Prompt => Give the count of lines in the data that include "strikethrough", with no other words.
----
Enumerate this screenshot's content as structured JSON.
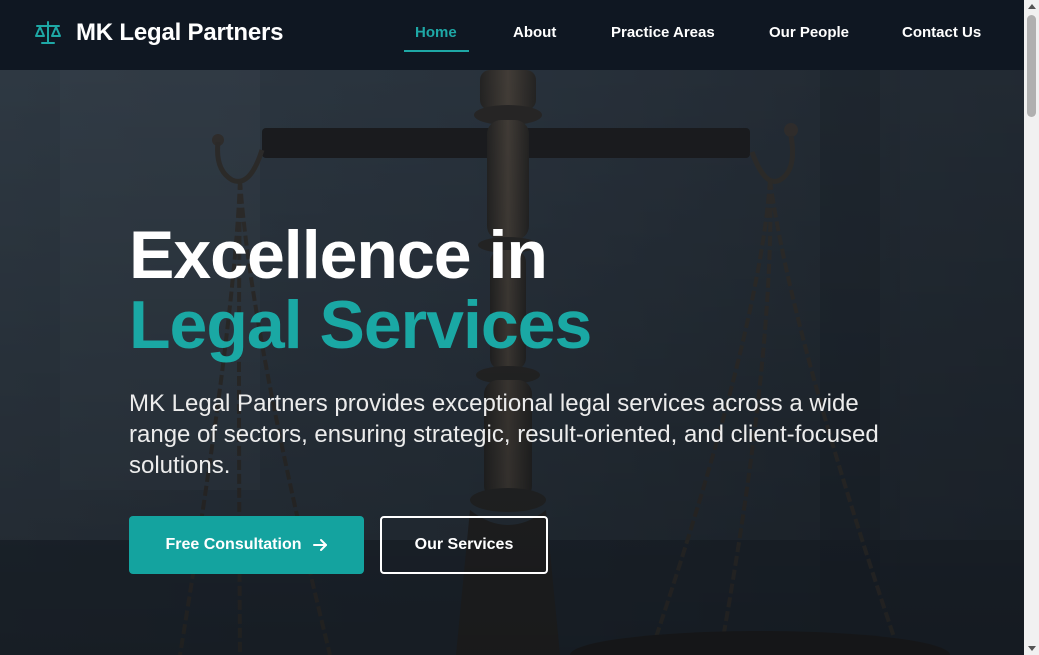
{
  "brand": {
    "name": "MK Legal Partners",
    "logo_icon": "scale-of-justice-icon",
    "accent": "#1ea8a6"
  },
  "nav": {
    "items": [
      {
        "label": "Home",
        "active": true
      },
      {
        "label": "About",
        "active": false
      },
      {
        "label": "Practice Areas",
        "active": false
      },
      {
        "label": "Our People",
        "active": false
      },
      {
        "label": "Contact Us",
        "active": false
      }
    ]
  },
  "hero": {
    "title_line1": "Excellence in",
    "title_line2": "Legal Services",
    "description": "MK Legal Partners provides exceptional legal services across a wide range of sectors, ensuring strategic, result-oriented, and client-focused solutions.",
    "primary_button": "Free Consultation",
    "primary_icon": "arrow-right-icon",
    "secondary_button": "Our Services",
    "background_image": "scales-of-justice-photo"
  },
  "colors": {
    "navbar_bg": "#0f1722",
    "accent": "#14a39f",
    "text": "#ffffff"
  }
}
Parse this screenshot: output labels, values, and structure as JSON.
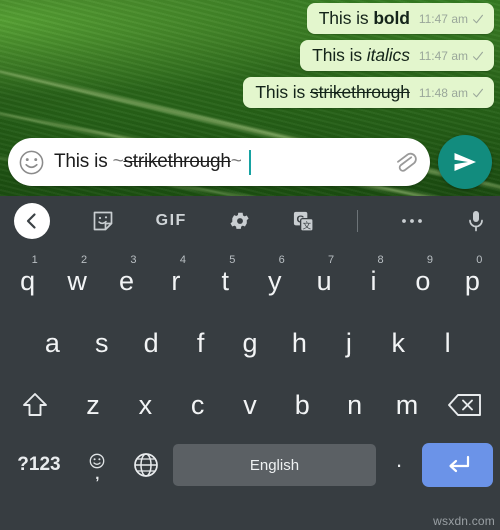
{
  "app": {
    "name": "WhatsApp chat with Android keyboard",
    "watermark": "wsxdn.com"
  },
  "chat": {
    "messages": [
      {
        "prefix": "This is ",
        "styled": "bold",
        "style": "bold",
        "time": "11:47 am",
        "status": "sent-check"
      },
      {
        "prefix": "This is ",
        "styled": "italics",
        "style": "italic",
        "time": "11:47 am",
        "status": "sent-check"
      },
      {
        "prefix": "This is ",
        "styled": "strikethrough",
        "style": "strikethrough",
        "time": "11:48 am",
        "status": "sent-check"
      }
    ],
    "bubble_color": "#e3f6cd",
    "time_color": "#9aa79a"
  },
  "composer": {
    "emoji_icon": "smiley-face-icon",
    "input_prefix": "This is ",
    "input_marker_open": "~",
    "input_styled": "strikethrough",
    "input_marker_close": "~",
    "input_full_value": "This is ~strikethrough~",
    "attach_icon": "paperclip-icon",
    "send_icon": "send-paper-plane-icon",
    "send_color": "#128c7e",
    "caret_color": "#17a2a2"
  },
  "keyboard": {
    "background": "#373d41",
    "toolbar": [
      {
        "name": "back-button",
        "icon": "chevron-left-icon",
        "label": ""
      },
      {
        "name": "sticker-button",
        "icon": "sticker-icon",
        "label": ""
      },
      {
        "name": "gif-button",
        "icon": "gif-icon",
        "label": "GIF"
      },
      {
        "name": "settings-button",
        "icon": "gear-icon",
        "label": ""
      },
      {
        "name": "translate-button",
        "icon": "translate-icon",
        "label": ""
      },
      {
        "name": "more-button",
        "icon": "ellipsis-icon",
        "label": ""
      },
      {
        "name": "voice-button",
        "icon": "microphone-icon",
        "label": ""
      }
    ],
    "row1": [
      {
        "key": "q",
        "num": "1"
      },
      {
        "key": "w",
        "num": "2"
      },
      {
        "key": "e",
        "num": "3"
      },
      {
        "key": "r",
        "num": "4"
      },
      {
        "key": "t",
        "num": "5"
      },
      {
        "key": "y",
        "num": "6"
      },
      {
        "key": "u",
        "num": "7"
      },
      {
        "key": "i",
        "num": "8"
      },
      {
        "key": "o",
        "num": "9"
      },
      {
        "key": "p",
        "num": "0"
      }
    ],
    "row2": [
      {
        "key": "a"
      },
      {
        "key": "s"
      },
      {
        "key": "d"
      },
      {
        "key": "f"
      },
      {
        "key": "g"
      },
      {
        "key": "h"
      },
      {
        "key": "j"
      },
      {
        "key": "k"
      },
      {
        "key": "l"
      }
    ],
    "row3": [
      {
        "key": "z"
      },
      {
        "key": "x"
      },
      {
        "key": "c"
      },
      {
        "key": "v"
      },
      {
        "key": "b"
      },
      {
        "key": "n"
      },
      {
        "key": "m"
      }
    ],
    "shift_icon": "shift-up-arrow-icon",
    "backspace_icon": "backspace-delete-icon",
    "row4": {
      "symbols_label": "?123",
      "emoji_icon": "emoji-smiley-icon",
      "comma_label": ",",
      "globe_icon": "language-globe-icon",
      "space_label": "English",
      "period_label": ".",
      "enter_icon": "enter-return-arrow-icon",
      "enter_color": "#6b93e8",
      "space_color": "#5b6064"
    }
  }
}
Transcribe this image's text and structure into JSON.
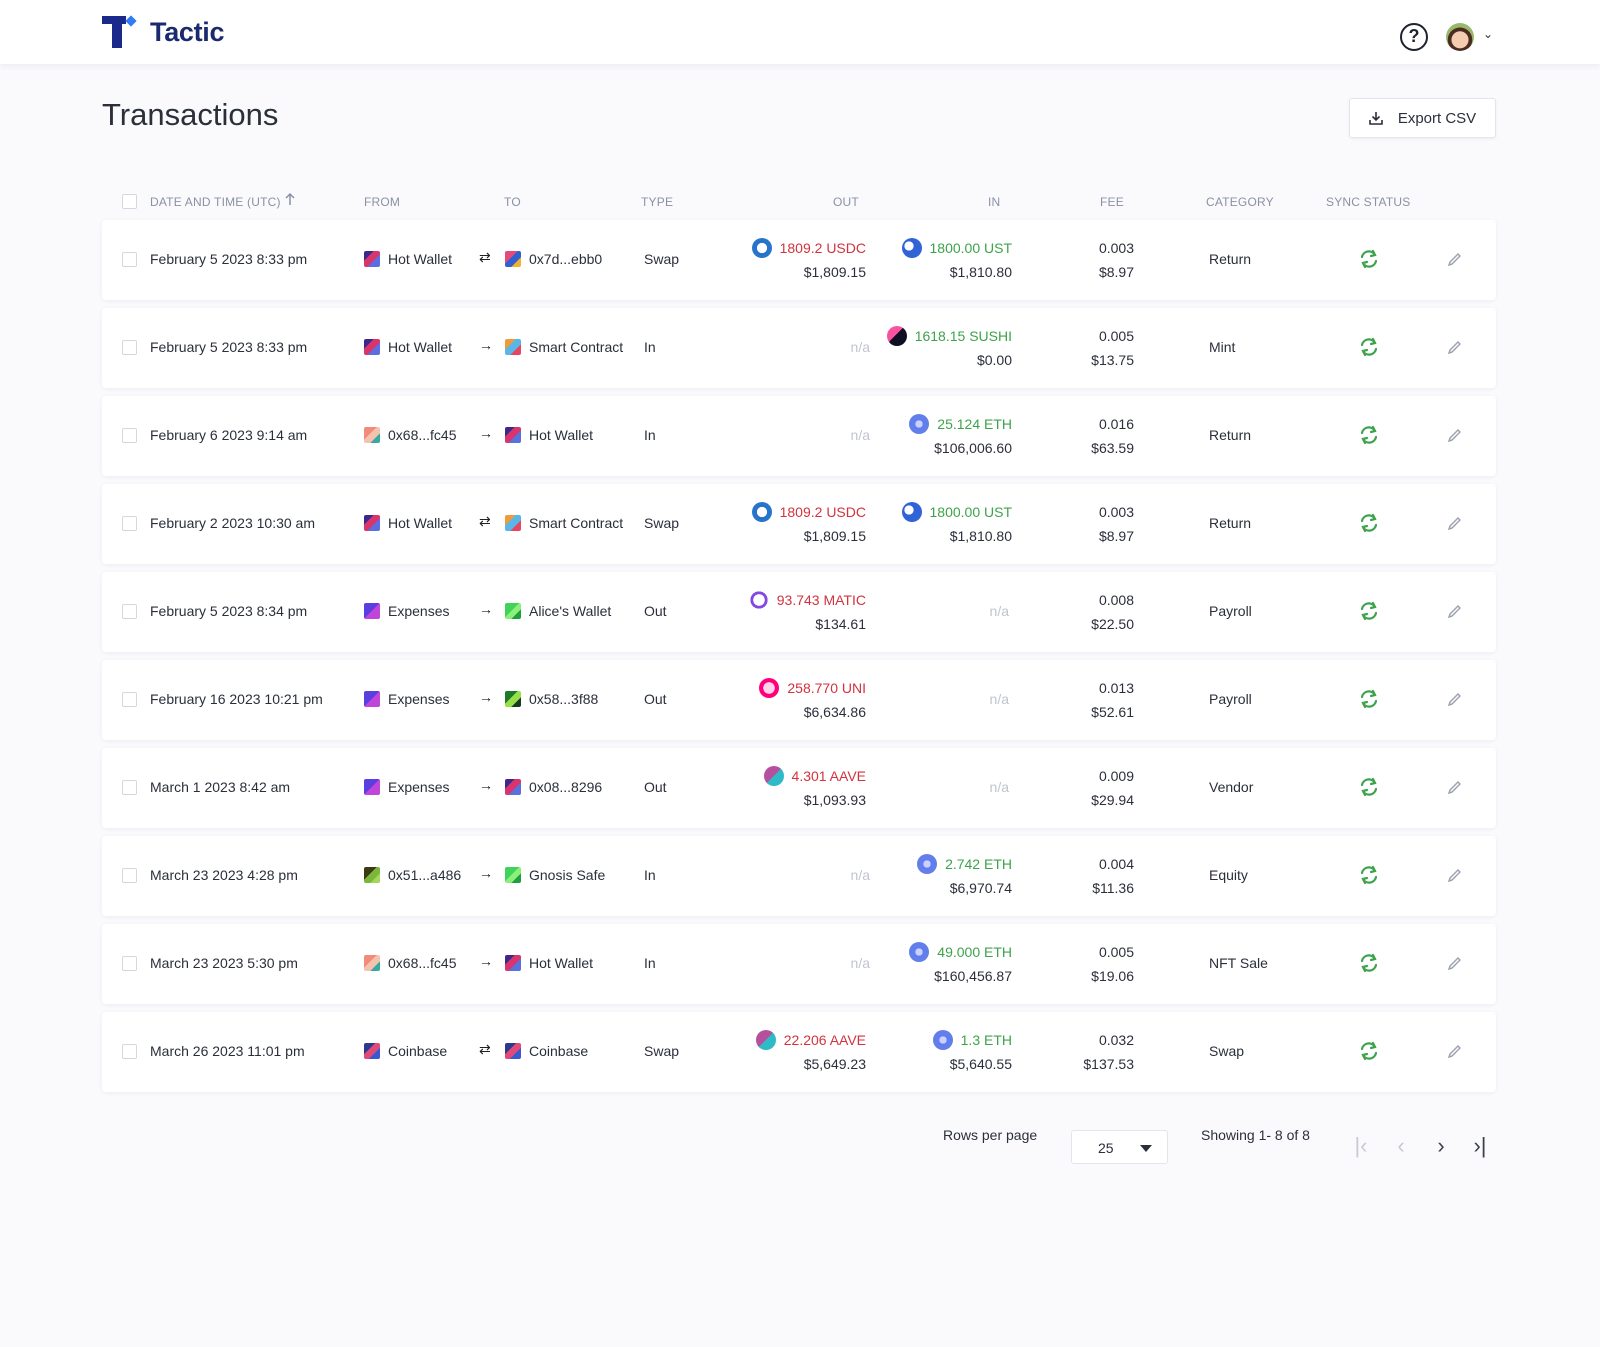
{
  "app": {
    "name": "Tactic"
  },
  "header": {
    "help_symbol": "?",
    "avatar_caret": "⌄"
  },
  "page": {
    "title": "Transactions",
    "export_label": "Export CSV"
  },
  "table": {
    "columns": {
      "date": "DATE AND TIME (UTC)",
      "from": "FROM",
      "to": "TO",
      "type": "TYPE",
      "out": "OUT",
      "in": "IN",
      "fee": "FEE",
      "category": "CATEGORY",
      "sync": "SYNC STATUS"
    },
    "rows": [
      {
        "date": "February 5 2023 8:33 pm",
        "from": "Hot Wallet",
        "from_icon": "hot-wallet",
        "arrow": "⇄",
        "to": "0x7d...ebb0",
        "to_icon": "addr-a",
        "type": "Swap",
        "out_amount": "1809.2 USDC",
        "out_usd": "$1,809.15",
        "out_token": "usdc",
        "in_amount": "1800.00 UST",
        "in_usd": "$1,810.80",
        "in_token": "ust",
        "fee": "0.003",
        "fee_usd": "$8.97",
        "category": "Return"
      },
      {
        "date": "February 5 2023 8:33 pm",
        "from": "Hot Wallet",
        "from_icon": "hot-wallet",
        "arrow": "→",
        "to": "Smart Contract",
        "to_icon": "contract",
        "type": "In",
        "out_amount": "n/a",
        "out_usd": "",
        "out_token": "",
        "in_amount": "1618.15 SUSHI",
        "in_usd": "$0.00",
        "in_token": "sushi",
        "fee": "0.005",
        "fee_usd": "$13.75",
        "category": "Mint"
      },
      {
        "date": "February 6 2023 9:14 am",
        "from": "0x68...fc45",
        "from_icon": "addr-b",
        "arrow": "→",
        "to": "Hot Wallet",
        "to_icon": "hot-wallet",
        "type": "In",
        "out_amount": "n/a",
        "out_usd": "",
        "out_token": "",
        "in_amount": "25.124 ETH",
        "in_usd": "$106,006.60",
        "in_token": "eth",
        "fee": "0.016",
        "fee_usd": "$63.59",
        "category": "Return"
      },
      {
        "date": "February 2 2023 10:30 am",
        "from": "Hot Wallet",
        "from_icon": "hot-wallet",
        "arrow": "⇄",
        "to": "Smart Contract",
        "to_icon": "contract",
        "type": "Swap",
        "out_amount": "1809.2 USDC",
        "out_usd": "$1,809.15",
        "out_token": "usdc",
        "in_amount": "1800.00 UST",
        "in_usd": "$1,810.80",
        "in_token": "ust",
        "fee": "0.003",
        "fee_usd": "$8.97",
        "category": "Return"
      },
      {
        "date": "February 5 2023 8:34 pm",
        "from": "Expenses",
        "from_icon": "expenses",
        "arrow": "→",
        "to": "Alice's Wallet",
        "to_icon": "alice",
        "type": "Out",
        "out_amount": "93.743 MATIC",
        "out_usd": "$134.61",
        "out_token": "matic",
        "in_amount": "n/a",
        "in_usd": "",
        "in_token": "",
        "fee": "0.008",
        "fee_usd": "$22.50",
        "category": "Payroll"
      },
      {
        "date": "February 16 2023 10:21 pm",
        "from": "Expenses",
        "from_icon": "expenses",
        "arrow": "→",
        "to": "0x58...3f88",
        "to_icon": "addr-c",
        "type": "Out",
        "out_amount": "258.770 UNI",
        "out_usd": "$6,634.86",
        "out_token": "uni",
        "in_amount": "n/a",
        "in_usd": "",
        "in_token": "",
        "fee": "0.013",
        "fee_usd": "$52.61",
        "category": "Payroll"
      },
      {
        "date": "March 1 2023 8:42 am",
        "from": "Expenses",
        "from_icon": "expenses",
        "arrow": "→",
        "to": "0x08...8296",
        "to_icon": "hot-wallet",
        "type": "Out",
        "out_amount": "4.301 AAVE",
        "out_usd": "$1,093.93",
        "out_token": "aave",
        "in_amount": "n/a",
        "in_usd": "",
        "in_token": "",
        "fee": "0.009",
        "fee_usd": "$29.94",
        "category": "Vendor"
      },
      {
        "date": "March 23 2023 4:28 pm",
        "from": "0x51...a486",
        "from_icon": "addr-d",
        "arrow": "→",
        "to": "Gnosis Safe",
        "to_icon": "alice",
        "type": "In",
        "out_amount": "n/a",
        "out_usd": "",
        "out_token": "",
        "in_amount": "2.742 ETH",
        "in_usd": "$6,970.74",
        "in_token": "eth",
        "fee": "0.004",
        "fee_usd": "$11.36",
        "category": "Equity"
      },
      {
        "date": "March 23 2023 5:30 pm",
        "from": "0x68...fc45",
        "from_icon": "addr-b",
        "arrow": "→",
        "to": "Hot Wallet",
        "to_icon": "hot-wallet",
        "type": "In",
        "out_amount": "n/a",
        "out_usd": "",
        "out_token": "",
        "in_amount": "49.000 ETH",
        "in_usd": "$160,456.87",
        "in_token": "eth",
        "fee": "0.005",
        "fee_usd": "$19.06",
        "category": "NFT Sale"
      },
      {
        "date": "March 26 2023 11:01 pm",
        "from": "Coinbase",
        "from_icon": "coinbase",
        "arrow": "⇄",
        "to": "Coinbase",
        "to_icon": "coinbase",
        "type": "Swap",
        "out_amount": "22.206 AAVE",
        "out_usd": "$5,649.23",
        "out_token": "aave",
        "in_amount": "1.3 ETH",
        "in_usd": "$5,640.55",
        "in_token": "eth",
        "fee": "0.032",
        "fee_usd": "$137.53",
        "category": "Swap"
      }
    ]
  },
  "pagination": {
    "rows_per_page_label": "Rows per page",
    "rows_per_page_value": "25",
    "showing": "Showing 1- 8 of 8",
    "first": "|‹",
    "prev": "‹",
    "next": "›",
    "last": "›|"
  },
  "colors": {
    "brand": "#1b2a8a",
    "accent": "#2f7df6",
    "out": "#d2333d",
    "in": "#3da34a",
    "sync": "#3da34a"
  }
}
----
Output for this exercise => 4